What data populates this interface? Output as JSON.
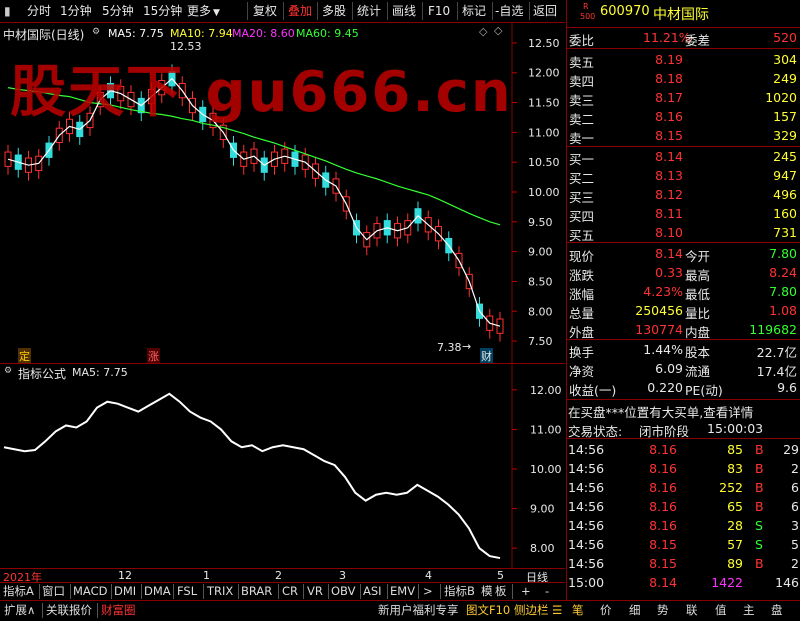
{
  "toolbar": {
    "left_items": [
      "分时",
      "1分钟",
      "5分钟",
      "15分钟",
      "更多"
    ],
    "right_items": [
      "复权",
      "叠加",
      "多股",
      "统计",
      "画线",
      "F10",
      "标记",
      "-自选",
      "返回"
    ],
    "active": "叠加"
  },
  "main_chart": {
    "title": "中材国际(日线)",
    "ma_legend": [
      {
        "label": "MA5: 7.75",
        "color": "#ffffff"
      },
      {
        "label": "MA10: 7.94",
        "color": "#ffff00"
      },
      {
        "label": "MA20: 8.60",
        "color": "#ff33ff"
      },
      {
        "label": "MA60: 9.45",
        "color": "#33ff33"
      }
    ],
    "y_ticks": [
      "12.50",
      "12.00",
      "11.50",
      "11.00",
      "10.50",
      "10.00",
      "9.50",
      "9.00",
      "8.50",
      "8.00",
      "7.50"
    ],
    "high_marker": "12.53",
    "low_marker": "7.38",
    "tags": [
      "定",
      "涨",
      "财"
    ],
    "watermark": "股天下 gu666.cn"
  },
  "sub_chart": {
    "title": "指标公式",
    "legend": "MA5: 7.75",
    "y_ticks": [
      "12.00",
      "11.00",
      "10.00",
      "9.00",
      "8.00"
    ]
  },
  "chart_data": {
    "type": "line",
    "title": "中材国际(日线)",
    "series": [
      {
        "name": "MA5",
        "values": [
          10.55,
          10.5,
          10.45,
          10.48,
          10.7,
          10.95,
          11.1,
          11.05,
          11.2,
          11.55,
          11.7,
          11.65,
          11.55,
          11.45,
          11.6,
          11.75,
          11.9,
          11.7,
          11.45,
          11.3,
          11.2,
          11.0,
          10.7,
          10.55,
          10.6,
          10.45,
          10.55,
          10.6,
          10.55,
          10.5,
          10.35,
          10.2,
          10.1,
          9.8,
          9.4,
          9.2,
          9.35,
          9.4,
          9.35,
          9.4,
          9.6,
          9.45,
          9.3,
          9.1,
          8.85,
          8.5,
          8.0,
          7.8,
          7.75
        ]
      },
      {
        "name": "MA60",
        "values": [
          11.75,
          11.72,
          11.7,
          11.68,
          11.65,
          11.62,
          11.6,
          11.55,
          11.5,
          11.48,
          11.46,
          11.42,
          11.38,
          11.35,
          11.32,
          11.3,
          11.27,
          11.23,
          11.2,
          11.15,
          11.12,
          11.08,
          11.03,
          10.98,
          10.92,
          10.87,
          10.82,
          10.76,
          10.7,
          10.64,
          10.58,
          10.52,
          10.45,
          10.38,
          10.32,
          10.27,
          10.22,
          10.16,
          10.1,
          10.05,
          10.0,
          9.95,
          9.88,
          9.8,
          9.72,
          9.64,
          9.57,
          9.5,
          9.45
        ]
      }
    ],
    "ylim": [
      7.3,
      12.7
    ],
    "high": 12.53,
    "low": 7.38,
    "x_ticks": [
      "2021年",
      "12",
      "1",
      "2",
      "3",
      "4",
      "5"
    ],
    "x_right_label": "日线"
  },
  "bottom_tabs": {
    "row1": [
      "指标A",
      "窗口",
      "MACD",
      "DMI",
      "DMA",
      "FSL",
      "TRIX",
      "BRAR",
      "CR",
      "VR",
      "OBV",
      "ASI",
      "EMV",
      ">",
      "指标B",
      "模",
      "板",
      "+",
      "-"
    ],
    "row2_left": [
      "扩展∧",
      "关联报价",
      "财富圈"
    ],
    "row2_mid": [
      "新用户福利专享",
      "图文F10",
      "侧边栏"
    ],
    "row2_right": [
      "笔",
      "价",
      "细",
      "势",
      "联",
      "值",
      "主",
      "盘"
    ]
  },
  "quote": {
    "code": "600970",
    "name": "中材国际",
    "badge_r": "R",
    "badge_num": "500",
    "weibi_label": "委比",
    "weibi": "11.21%",
    "weicha_label": "委差",
    "weicha": "520",
    "sells": [
      {
        "label": "卖五",
        "price": "8.19",
        "vol": "304"
      },
      {
        "label": "卖四",
        "price": "8.18",
        "vol": "249"
      },
      {
        "label": "卖三",
        "price": "8.17",
        "vol": "1020"
      },
      {
        "label": "卖二",
        "price": "8.16",
        "vol": "157"
      },
      {
        "label": "卖一",
        "price": "8.15",
        "vol": "329"
      }
    ],
    "buys": [
      {
        "label": "买一",
        "price": "8.14",
        "vol": "245"
      },
      {
        "label": "买二",
        "price": "8.13",
        "vol": "947"
      },
      {
        "label": "买三",
        "price": "8.12",
        "vol": "496"
      },
      {
        "label": "买四",
        "price": "8.11",
        "vol": "160"
      },
      {
        "label": "买五",
        "price": "8.10",
        "vol": "731"
      }
    ],
    "stats": [
      {
        "l1": "现价",
        "v1": "8.14",
        "c1": "red",
        "l2": "今开",
        "v2": "7.80",
        "c2": "green"
      },
      {
        "l1": "涨跌",
        "v1": "0.33",
        "c1": "red",
        "l2": "最高",
        "v2": "8.24",
        "c2": "red"
      },
      {
        "l1": "涨幅",
        "v1": "4.23%",
        "c1": "red",
        "l2": "最低",
        "v2": "7.80",
        "c2": "green"
      },
      {
        "l1": "总量",
        "v1": "250456",
        "c1": "yellow",
        "l2": "量比",
        "v2": "1.08",
        "c2": "red"
      },
      {
        "l1": "外盘",
        "v1": "130774",
        "c1": "red",
        "l2": "内盘",
        "v2": "119682",
        "c2": "green"
      }
    ],
    "finance": [
      {
        "l1": "换手",
        "v1": "1.44%",
        "l2": "股本",
        "v2": "22.7亿"
      },
      {
        "l1": "净资",
        "v1": "6.09",
        "l2": "流通",
        "v2": "17.4亿"
      },
      {
        "l1": "收益(一)",
        "v1": "0.220",
        "l2": "PE(动)",
        "v2": "9.6"
      }
    ],
    "notice": "在买盘***位置有大买单,查看详情",
    "status_label": "交易状态:",
    "status": "闭市阶段",
    "status_time": "15:00:03",
    "ticks": [
      {
        "time": "14:56",
        "price": "8.16",
        "vol": "85",
        "side": "B",
        "num": "29"
      },
      {
        "time": "14:56",
        "price": "8.16",
        "vol": "83",
        "side": "B",
        "num": "2"
      },
      {
        "time": "14:56",
        "price": "8.16",
        "vol": "252",
        "side": "B",
        "num": "6"
      },
      {
        "time": "14:56",
        "price": "8.16",
        "vol": "65",
        "side": "B",
        "num": "6"
      },
      {
        "time": "14:56",
        "price": "8.16",
        "vol": "28",
        "side": "S",
        "num": "3"
      },
      {
        "time": "14:56",
        "price": "8.15",
        "vol": "57",
        "side": "S",
        "num": "5"
      },
      {
        "time": "14:56",
        "price": "8.15",
        "vol": "89",
        "side": "B",
        "num": "2"
      },
      {
        "time": "15:00",
        "price": "8.14",
        "vol": "1422",
        "side": "",
        "num": "146"
      }
    ]
  }
}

—————

• _DESCRIPTION OF THE TASK_
Return each line from the material above exactly, but not the pictures.

• _TASK ANSWER_
What data populates this interface? Output as JSON.
{
  "toolbar": {
    "left_items": [
      "分时",
      "1分钟",
      "5分钟",
      "15分钟",
      "更多"
    ],
    "right_items": [
      "复权",
      "叠加",
      "多股",
      "统计",
      "画线",
      "F10",
      "标记",
      "-自选",
      "返回"
    ],
    "active": "叠加"
  },
  "main_chart": {
    "title": "中材国际(日线)",
    "ma_legend": [
      {
        "label": "MA5: 7.75",
        "color": "#ffffff"
      },
      {
        "label": "MA10: 7.94",
        "color": "#ffff00"
      },
      {
        "label": "MA20: 8.60",
        "color": "#ff33ff"
      },
      {
        "label": "MA60: 9.45",
        "color": "#33ff33"
      }
    ],
    "y_ticks": [
      "12.50",
      "12.00",
      "11.50",
      "11.00",
      "10.50",
      "10.00",
      "9.50",
      "9.00",
      "8.50",
      "8.00",
      "7.50"
    ],
    "high_marker": "12.53",
    "low_marker": "7.38",
    "tags": [
      "定",
      "涨",
      "财"
    ],
    "watermark": "股天下 gu666.cn"
  },
  "sub_chart": {
    "title": "指标公式",
    "legend": "MA5: 7.75",
    "y_ticks": [
      "12.00",
      "11.00",
      "10.00",
      "9.00",
      "8.00"
    ]
  },
  "chart_data": {
    "type": "line",
    "title": "中材国际(日线)",
    "series": [
      {
        "name": "MA5",
        "values": [
          10.55,
          10.5,
          10.45,
          10.48,
          10.7,
          10.95,
          11.1,
          11.05,
          11.2,
          11.55,
          11.7,
          11.65,
          11.55,
          11.45,
          11.6,
          11.75,
          11.9,
          11.7,
          11.45,
          11.3,
          11.2,
          11.0,
          10.7,
          10.55,
          10.6,
          10.45,
          10.55,
          10.6,
          10.55,
          10.5,
          10.35,
          10.2,
          10.1,
          9.8,
          9.4,
          9.2,
          9.35,
          9.4,
          9.35,
          9.4,
          9.6,
          9.45,
          9.3,
          9.1,
          8.85,
          8.5,
          8.0,
          7.8,
          7.75
        ]
      },
      {
        "name": "MA60",
        "values": [
          11.75,
          11.72,
          11.7,
          11.68,
          11.65,
          11.62,
          11.6,
          11.55,
          11.5,
          11.48,
          11.46,
          11.42,
          11.38,
          11.35,
          11.32,
          11.3,
          11.27,
          11.23,
          11.2,
          11.15,
          11.12,
          11.08,
          11.03,
          10.98,
          10.92,
          10.87,
          10.82,
          10.76,
          10.7,
          10.64,
          10.58,
          10.52,
          10.45,
          10.38,
          10.32,
          10.27,
          10.22,
          10.16,
          10.1,
          10.05,
          10.0,
          9.95,
          9.88,
          9.8,
          9.72,
          9.64,
          9.57,
          9.5,
          9.45
        ]
      }
    ],
    "ylim": [
      7.3,
      12.7
    ],
    "high": 12.53,
    "low": 7.38,
    "x_ticks": [
      "2021年",
      "12",
      "1",
      "2",
      "3",
      "4",
      "5"
    ],
    "x_right_label": "日线"
  },
  "bottom_tabs": {
    "row1": [
      "指标A",
      "窗口",
      "MACD",
      "DMI",
      "DMA",
      "FSL",
      "TRIX",
      "BRAR",
      "CR",
      "VR",
      "OBV",
      "ASI",
      "EMV",
      ">",
      "指标B",
      "模",
      "板",
      "+",
      "-"
    ],
    "row2_left": [
      "扩展∧",
      "关联报价",
      "财富圈"
    ],
    "row2_mid": [
      "新用户福利专享",
      "图文F10",
      "侧边栏"
    ],
    "row2_right": [
      "笔",
      "价",
      "细",
      "势",
      "联",
      "值",
      "主",
      "盘"
    ]
  },
  "quote": {
    "code": "600970",
    "name": "中材国际",
    "badge_r": "R",
    "badge_num": "500",
    "weibi_label": "委比",
    "weibi": "11.21%",
    "weicha_label": "委差",
    "weicha": "520",
    "sells": [
      {
        "label": "卖五",
        "price": "8.19",
        "vol": "304"
      },
      {
        "label": "卖四",
        "price": "8.18",
        "vol": "249"
      },
      {
        "label": "卖三",
        "price": "8.17",
        "vol": "1020"
      },
      {
        "label": "卖二",
        "price": "8.16",
        "vol": "157"
      },
      {
        "label": "卖一",
        "price": "8.15",
        "vol": "329"
      }
    ],
    "buys": [
      {
        "label": "买一",
        "price": "8.14",
        "vol": "245"
      },
      {
        "label": "买二",
        "price": "8.13",
        "vol": "947"
      },
      {
        "label": "买三",
        "price": "8.12",
        "vol": "496"
      },
      {
        "label": "买四",
        "price": "8.11",
        "vol": "160"
      },
      {
        "label": "买五",
        "price": "8.10",
        "vol": "731"
      }
    ],
    "stats": [
      {
        "l1": "现价",
        "v1": "8.14",
        "c1": "red",
        "l2": "今开",
        "v2": "7.80",
        "c2": "green"
      },
      {
        "l1": "涨跌",
        "v1": "0.33",
        "c1": "red",
        "l2": "最高",
        "v2": "8.24",
        "c2": "red"
      },
      {
        "l1": "涨幅",
        "v1": "4.23%",
        "c1": "red",
        "l2": "最低",
        "v2": "7.80",
        "c2": "green"
      },
      {
        "l1": "总量",
        "v1": "250456",
        "c1": "yellow",
        "l2": "量比",
        "v2": "1.08",
        "c2": "red"
      },
      {
        "l1": "外盘",
        "v1": "130774",
        "c1": "red",
        "l2": "内盘",
        "v2": "119682",
        "c2": "green"
      }
    ],
    "finance": [
      {
        "l1": "换手",
        "v1": "1.44%",
        "l2": "股本",
        "v2": "22.7亿"
      },
      {
        "l1": "净资",
        "v1": "6.09",
        "l2": "流通",
        "v2": "17.4亿"
      },
      {
        "l1": "收益(一)",
        "v1": "0.220",
        "l2": "PE(动)",
        "v2": "9.6"
      }
    ],
    "notice": "在买盘***位置有大买单,查看详情",
    "status_label": "交易状态:",
    "status": "闭市阶段",
    "status_time": "15:00:03",
    "ticks": [
      {
        "time": "14:56",
        "price": "8.16",
        "vol": "85",
        "side": "B",
        "num": "29"
      },
      {
        "time": "14:56",
        "price": "8.16",
        "vol": "83",
        "side": "B",
        "num": "2"
      },
      {
        "time": "14:56",
        "price": "8.16",
        "vol": "252",
        "side": "B",
        "num": "6"
      },
      {
        "time": "14:56",
        "price": "8.16",
        "vol": "65",
        "side": "B",
        "num": "6"
      },
      {
        "time": "14:56",
        "price": "8.16",
        "vol": "28",
        "side": "S",
        "num": "3"
      },
      {
        "time": "14:56",
        "price": "8.15",
        "vol": "57",
        "side": "S",
        "num": "5"
      },
      {
        "time": "14:56",
        "price": "8.15",
        "vol": "89",
        "side": "B",
        "num": "2"
      },
      {
        "time": "15:00",
        "price": "8.14",
        "vol": "1422",
        "side": "",
        "num": "146"
      }
    ]
  }
}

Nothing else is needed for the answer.